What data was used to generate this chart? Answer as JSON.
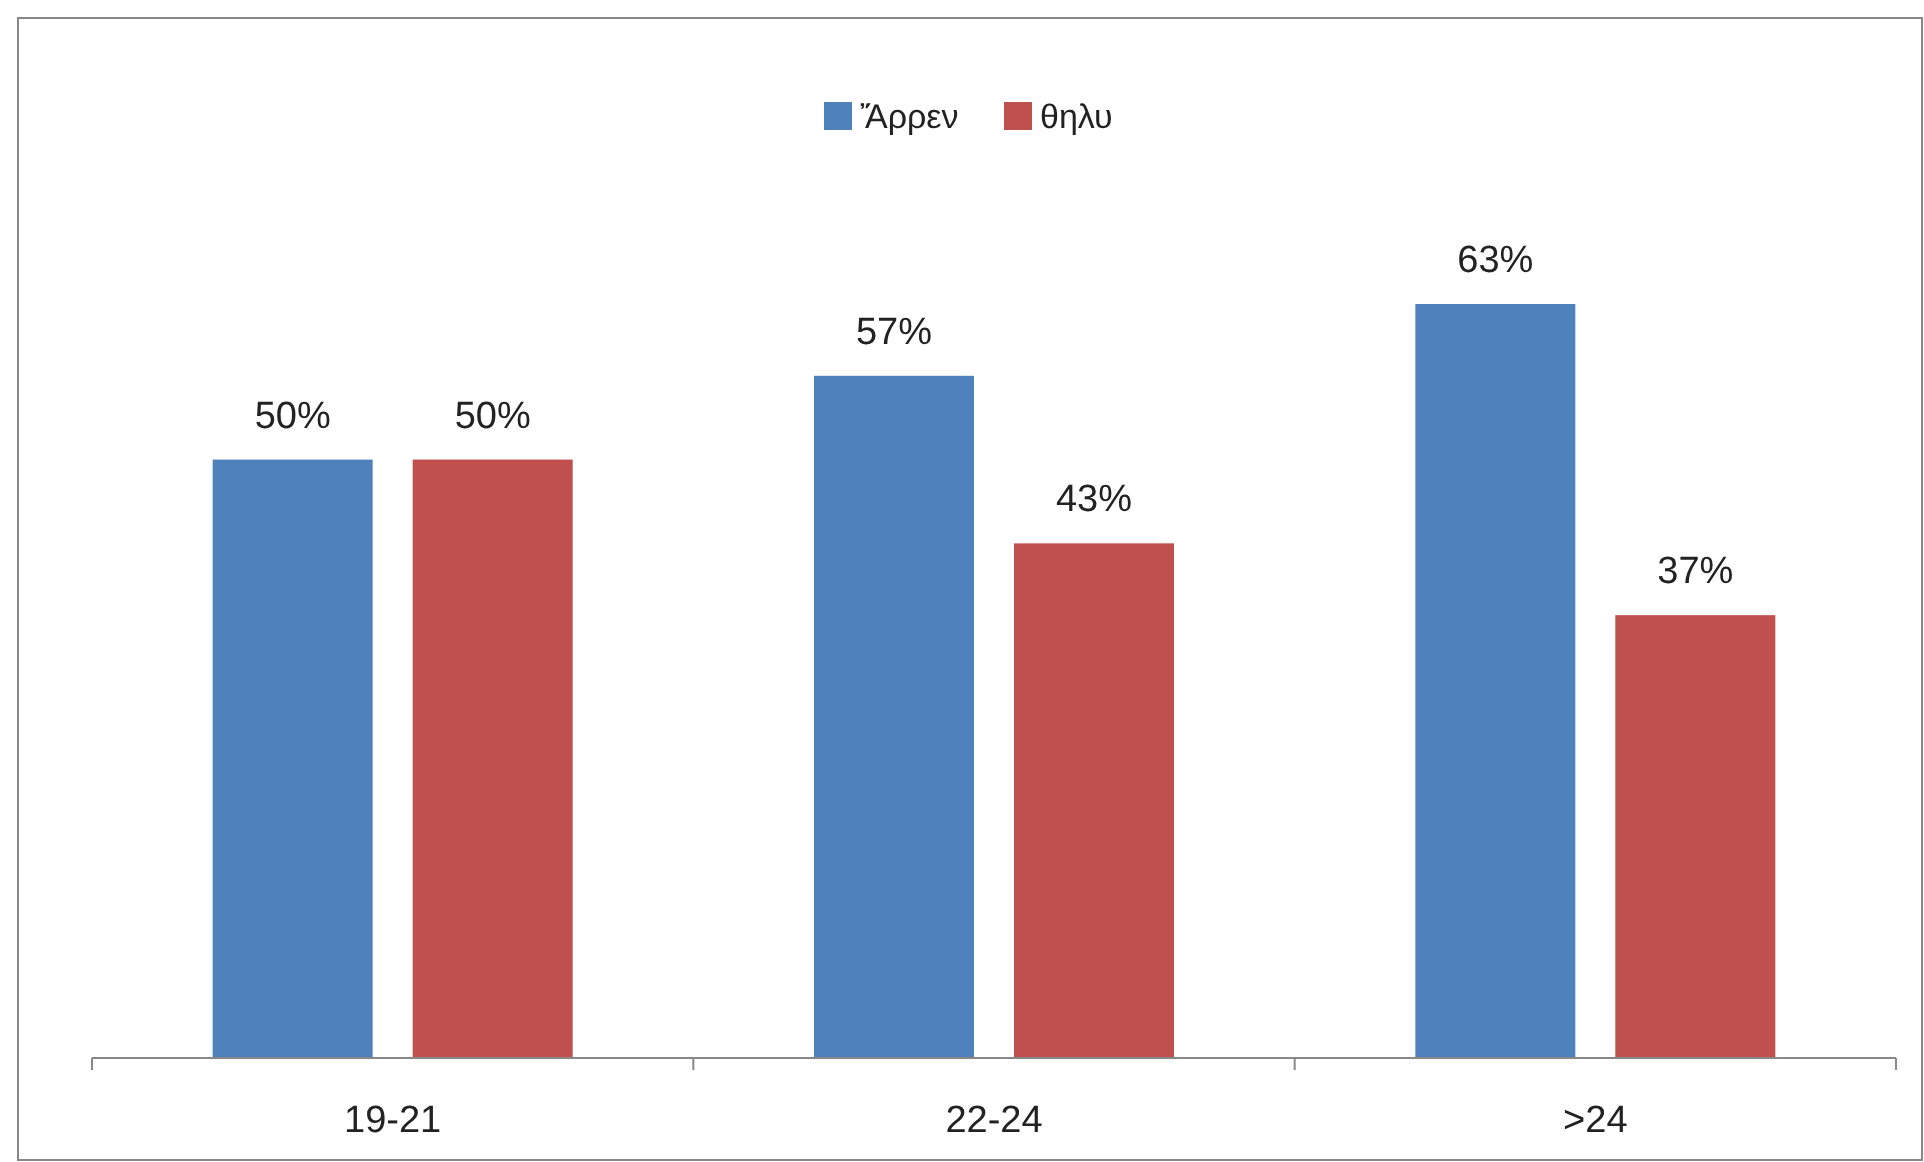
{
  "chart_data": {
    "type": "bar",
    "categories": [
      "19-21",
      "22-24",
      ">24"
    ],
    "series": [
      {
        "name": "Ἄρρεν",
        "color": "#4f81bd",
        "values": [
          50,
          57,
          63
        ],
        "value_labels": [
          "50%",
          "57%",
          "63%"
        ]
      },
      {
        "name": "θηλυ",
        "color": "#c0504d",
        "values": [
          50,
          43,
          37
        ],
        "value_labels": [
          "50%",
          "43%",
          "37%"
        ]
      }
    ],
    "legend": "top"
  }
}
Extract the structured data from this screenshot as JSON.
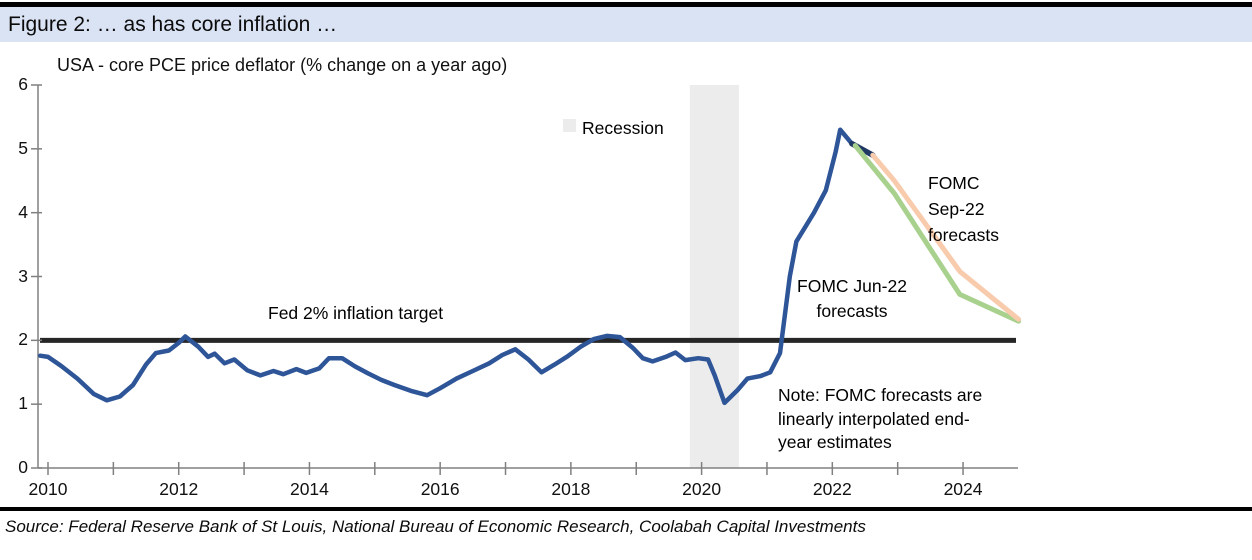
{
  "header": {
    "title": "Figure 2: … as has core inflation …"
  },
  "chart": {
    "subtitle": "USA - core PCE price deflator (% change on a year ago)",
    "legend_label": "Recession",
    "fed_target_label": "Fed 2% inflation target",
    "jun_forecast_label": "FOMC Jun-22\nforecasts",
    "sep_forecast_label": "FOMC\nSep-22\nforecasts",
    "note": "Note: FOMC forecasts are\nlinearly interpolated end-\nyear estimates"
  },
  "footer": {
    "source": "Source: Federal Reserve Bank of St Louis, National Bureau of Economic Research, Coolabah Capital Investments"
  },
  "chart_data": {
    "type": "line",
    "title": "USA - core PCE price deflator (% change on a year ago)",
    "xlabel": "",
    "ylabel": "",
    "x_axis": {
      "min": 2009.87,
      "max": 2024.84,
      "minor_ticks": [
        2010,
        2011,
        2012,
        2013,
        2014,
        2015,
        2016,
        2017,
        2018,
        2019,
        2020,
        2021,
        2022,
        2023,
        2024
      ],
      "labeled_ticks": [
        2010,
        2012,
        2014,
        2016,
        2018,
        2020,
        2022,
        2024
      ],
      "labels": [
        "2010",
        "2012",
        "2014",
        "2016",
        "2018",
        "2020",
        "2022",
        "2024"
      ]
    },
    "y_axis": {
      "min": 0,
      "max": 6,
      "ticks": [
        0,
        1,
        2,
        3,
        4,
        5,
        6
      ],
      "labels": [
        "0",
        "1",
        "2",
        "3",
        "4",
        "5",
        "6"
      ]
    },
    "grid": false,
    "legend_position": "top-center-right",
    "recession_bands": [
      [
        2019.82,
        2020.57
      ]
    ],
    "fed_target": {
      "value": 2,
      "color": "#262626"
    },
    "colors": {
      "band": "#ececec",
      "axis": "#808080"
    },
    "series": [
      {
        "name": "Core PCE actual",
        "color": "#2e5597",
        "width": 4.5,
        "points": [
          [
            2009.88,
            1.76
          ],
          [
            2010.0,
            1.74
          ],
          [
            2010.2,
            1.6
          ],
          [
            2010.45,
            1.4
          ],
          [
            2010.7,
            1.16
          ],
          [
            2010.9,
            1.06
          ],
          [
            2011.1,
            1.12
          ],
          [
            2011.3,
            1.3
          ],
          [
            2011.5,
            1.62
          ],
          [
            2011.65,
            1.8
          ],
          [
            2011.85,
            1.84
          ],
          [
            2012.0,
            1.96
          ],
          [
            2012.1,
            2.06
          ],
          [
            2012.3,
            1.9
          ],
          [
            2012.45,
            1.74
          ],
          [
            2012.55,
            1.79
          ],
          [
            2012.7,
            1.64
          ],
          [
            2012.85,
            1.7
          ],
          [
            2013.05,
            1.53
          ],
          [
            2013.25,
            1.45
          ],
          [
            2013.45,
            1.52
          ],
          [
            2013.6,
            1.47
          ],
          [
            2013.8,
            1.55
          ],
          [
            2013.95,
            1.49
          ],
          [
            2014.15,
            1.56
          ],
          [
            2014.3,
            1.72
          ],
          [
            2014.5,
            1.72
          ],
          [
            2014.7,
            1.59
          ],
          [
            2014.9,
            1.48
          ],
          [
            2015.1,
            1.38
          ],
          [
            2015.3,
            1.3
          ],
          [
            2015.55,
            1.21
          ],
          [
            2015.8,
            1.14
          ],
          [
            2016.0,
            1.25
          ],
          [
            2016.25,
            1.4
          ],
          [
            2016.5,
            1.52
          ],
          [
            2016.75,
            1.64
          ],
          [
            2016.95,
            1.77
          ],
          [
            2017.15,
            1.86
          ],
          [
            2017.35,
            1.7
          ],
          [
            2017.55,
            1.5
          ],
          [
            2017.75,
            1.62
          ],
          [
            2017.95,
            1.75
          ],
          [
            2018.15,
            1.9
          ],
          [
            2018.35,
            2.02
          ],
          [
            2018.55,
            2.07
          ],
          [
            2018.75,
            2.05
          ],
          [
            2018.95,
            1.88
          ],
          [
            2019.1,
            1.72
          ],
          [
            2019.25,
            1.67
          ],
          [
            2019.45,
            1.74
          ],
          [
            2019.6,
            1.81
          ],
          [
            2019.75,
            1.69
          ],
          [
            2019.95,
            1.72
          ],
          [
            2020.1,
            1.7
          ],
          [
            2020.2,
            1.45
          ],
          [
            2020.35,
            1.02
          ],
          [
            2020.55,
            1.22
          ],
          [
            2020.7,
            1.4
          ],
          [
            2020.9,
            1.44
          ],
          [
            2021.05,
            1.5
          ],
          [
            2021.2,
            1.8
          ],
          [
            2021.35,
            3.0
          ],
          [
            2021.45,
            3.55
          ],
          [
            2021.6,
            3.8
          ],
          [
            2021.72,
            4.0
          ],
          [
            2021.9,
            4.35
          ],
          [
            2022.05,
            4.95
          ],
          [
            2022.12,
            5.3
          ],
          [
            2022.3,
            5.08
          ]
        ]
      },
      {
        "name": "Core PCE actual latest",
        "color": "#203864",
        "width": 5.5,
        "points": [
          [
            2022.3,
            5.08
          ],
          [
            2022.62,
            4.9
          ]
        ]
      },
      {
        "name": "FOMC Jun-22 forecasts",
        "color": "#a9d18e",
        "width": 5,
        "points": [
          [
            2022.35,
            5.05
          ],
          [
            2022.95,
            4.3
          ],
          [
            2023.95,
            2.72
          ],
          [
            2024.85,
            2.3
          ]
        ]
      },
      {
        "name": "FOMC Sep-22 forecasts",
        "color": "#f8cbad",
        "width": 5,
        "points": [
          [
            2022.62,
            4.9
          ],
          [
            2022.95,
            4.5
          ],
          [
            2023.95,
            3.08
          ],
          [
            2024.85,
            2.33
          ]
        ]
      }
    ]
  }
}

============================================================

== DESCRIPTION OF THE TASK ==
In the records above, how many lines include the string "nforecasts"? Answer with only the number.

== RESPONSE TO THE EXERCISE ==
2